» REQUIRED TASK
Report every line in the listing that contains the string "JSON".

» SUPPLIED RECORDS

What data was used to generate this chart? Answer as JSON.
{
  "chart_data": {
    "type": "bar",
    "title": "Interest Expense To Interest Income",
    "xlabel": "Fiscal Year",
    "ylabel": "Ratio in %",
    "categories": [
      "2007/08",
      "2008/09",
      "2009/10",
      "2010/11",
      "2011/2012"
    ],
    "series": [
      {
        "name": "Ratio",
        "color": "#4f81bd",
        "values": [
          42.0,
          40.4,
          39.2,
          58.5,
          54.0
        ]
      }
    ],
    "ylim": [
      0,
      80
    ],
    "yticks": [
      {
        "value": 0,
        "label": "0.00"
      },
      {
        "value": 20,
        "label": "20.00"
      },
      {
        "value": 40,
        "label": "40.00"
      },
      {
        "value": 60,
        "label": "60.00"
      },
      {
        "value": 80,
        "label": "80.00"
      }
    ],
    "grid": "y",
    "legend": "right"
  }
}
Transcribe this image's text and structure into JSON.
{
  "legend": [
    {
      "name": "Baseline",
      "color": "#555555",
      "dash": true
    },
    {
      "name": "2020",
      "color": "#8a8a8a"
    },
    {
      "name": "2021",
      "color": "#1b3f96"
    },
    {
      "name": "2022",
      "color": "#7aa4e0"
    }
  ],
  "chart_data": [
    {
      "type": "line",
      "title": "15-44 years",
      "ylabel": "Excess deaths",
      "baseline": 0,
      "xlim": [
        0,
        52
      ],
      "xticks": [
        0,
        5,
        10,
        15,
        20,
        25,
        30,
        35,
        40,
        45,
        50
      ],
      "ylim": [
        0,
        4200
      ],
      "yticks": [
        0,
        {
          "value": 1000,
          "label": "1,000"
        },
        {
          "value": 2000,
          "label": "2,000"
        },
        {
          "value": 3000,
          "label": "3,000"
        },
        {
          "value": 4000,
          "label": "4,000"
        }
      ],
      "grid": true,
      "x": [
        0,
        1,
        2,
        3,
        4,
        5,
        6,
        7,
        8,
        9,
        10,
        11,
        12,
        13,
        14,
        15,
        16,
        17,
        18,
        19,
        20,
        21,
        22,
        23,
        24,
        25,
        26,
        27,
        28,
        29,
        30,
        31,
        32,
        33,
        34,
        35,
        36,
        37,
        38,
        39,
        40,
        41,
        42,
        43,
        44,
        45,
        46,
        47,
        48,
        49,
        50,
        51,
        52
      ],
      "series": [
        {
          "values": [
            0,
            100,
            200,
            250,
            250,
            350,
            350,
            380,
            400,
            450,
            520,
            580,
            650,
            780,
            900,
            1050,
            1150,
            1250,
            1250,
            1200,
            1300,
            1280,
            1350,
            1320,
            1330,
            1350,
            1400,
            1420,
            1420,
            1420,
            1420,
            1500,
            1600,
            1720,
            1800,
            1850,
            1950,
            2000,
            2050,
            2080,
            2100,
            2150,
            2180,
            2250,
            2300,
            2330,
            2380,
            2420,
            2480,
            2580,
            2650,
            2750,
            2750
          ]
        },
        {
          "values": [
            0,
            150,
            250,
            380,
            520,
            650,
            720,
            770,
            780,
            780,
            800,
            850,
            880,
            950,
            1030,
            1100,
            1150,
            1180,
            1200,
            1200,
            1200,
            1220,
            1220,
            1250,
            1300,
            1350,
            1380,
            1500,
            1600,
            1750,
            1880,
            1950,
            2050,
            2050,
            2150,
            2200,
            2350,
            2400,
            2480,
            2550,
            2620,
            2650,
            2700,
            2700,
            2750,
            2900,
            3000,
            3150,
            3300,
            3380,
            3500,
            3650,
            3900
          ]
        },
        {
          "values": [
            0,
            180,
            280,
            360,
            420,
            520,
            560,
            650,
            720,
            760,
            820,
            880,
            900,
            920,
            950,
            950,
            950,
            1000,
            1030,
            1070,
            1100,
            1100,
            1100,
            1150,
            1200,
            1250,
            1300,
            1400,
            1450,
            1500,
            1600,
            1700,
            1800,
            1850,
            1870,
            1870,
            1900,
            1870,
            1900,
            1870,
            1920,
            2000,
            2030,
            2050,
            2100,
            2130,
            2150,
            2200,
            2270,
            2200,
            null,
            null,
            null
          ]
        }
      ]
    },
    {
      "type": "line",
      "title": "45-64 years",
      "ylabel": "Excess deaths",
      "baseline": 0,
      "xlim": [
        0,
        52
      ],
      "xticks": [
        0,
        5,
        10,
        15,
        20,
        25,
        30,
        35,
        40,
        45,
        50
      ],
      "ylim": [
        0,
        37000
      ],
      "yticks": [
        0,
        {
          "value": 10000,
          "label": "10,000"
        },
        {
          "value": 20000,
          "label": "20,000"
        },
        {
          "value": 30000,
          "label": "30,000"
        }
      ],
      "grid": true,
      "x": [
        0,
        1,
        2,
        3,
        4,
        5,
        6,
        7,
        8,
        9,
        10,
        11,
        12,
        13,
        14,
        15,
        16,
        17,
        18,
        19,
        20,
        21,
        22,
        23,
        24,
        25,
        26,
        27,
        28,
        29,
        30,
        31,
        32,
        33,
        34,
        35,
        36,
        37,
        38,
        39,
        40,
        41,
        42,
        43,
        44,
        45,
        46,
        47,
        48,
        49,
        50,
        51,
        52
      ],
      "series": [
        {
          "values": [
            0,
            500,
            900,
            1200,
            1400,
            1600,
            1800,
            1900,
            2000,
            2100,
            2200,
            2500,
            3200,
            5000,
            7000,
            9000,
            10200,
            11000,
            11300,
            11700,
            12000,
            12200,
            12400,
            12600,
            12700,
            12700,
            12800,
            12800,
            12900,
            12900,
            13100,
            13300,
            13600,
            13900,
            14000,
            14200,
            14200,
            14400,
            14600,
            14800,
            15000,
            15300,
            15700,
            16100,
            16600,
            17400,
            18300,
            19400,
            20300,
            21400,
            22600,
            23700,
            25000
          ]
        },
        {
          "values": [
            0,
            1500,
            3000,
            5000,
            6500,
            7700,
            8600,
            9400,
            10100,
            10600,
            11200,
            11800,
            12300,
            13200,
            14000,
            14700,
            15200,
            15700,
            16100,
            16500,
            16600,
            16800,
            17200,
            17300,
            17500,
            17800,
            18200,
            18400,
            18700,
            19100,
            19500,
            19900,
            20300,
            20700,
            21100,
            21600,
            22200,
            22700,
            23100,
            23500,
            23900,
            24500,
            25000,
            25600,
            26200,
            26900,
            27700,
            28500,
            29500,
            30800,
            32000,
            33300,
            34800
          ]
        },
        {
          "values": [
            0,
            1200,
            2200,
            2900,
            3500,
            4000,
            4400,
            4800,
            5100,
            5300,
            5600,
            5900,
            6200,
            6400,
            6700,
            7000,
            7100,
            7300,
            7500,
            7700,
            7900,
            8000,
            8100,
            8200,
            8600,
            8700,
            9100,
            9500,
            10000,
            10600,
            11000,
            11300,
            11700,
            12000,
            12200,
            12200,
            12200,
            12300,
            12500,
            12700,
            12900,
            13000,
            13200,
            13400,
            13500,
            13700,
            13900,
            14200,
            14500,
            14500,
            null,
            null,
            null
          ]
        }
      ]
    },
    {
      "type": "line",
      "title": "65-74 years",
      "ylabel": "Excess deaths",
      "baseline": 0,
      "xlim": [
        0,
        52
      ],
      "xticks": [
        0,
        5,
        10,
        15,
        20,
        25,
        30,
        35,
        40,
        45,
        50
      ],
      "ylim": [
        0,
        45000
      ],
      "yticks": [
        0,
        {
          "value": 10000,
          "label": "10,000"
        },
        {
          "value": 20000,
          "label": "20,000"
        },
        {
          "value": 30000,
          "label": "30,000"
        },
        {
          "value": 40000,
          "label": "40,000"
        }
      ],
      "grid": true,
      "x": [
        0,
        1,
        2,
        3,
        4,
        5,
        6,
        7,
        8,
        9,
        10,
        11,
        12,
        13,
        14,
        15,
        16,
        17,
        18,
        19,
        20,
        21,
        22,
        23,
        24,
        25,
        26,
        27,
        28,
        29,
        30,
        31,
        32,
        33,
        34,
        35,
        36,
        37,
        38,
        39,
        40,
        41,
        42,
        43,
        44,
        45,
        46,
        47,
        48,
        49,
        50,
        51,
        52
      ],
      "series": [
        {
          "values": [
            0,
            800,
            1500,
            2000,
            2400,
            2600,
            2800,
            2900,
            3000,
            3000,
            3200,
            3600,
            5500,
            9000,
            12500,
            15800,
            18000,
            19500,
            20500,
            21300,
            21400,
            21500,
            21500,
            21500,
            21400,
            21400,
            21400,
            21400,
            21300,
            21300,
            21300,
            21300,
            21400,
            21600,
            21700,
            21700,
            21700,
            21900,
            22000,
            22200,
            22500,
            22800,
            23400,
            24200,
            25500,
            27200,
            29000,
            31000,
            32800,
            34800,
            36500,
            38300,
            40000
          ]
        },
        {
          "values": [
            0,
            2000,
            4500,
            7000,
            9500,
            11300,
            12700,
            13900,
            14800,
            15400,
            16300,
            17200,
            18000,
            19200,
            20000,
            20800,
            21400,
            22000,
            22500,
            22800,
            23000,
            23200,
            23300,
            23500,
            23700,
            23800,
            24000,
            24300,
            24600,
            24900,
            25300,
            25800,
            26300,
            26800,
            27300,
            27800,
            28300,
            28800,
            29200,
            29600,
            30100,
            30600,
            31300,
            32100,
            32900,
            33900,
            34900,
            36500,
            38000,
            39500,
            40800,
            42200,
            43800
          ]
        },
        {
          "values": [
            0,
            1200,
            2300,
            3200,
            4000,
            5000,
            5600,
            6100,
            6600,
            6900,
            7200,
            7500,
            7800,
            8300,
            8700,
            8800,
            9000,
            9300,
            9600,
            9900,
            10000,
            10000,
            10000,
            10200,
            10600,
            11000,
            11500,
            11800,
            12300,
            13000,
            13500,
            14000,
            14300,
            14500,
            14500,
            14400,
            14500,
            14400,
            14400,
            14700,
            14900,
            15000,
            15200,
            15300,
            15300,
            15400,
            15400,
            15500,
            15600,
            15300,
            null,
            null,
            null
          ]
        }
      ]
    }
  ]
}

» FULL SOLUTION
What data was used to generate this chart? Answer as JSON.
Transcribe this image's text and structure into JSON.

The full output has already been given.